ENTRIES SHOWN:
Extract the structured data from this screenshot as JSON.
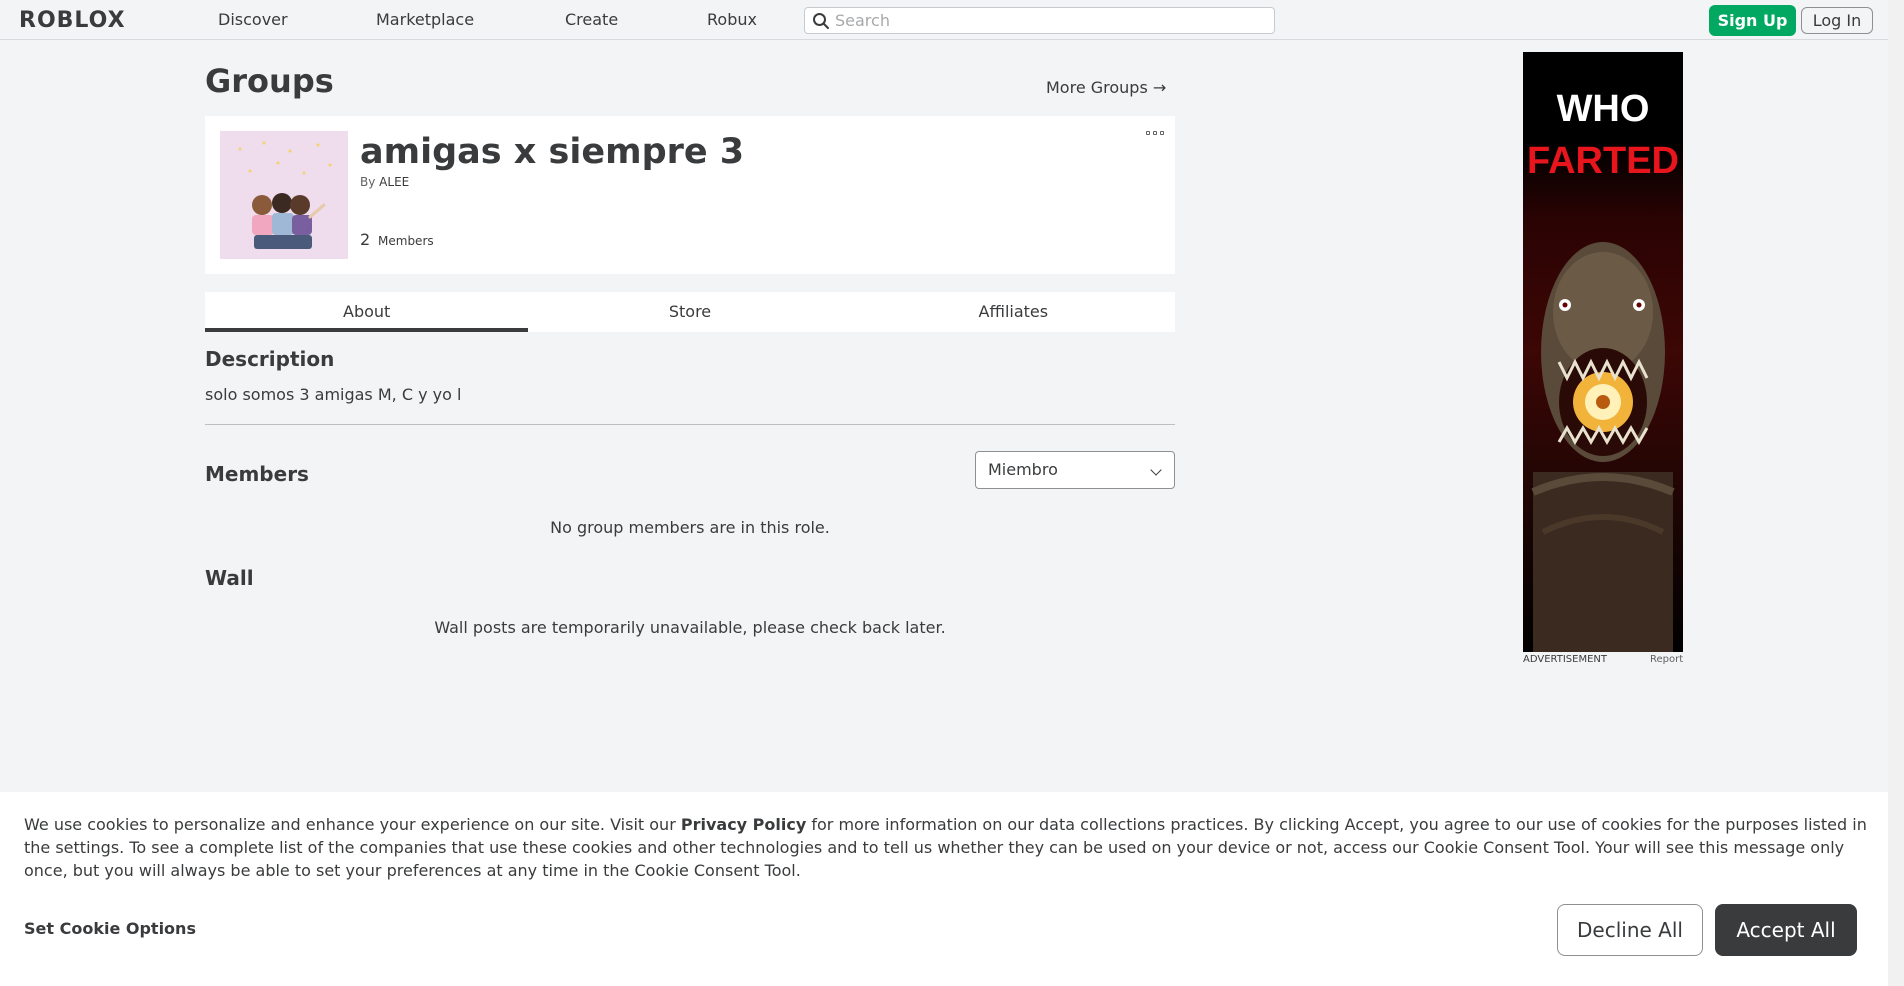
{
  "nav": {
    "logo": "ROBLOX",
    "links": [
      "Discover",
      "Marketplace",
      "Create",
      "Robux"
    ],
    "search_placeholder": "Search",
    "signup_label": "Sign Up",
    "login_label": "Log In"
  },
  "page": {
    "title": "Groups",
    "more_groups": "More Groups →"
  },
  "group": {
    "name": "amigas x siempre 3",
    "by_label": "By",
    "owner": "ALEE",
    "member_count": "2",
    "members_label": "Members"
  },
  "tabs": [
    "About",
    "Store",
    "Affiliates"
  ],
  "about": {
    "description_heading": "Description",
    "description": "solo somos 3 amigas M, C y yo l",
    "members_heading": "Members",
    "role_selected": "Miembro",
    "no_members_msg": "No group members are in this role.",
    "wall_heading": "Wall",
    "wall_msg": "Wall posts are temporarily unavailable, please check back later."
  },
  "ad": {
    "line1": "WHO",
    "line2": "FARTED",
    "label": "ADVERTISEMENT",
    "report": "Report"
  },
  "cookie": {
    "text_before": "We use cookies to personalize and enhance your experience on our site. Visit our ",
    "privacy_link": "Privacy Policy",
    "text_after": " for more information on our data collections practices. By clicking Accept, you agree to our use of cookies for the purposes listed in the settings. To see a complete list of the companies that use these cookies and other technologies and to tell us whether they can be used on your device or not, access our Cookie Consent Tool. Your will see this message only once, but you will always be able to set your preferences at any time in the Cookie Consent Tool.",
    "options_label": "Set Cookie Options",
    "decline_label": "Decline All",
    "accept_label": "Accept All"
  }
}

--

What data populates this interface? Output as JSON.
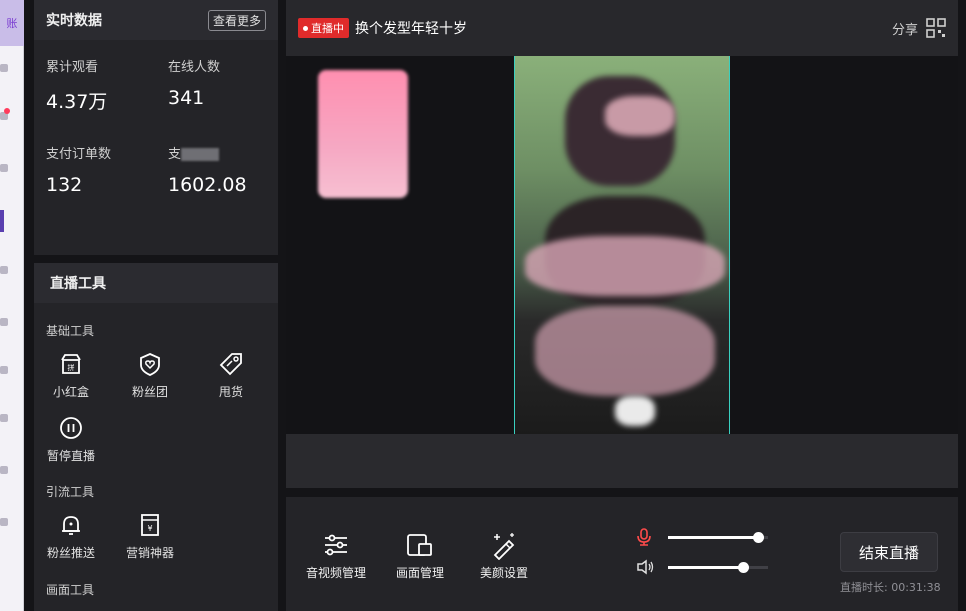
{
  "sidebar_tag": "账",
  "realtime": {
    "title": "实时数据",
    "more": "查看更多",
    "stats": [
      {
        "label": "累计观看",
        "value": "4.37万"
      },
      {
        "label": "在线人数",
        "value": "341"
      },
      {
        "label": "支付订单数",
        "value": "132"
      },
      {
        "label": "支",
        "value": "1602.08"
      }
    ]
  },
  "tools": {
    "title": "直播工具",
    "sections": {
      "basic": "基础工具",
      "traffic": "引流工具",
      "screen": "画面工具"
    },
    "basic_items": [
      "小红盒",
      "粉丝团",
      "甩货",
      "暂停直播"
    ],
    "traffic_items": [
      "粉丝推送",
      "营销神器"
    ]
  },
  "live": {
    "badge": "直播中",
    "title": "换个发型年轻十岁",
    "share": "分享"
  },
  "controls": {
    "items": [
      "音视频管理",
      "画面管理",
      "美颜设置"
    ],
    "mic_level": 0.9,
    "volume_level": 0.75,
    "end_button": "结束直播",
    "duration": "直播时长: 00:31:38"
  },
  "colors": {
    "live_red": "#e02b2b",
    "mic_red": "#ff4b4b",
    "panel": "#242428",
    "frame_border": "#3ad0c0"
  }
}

REQUIRED WORK: Filter the records above for "value" and copy every matching line.

WRITTEN RESPONSE:
        "value": "4.37万"
        "value": "341"
        "value": "132"
        "value": "1602.08"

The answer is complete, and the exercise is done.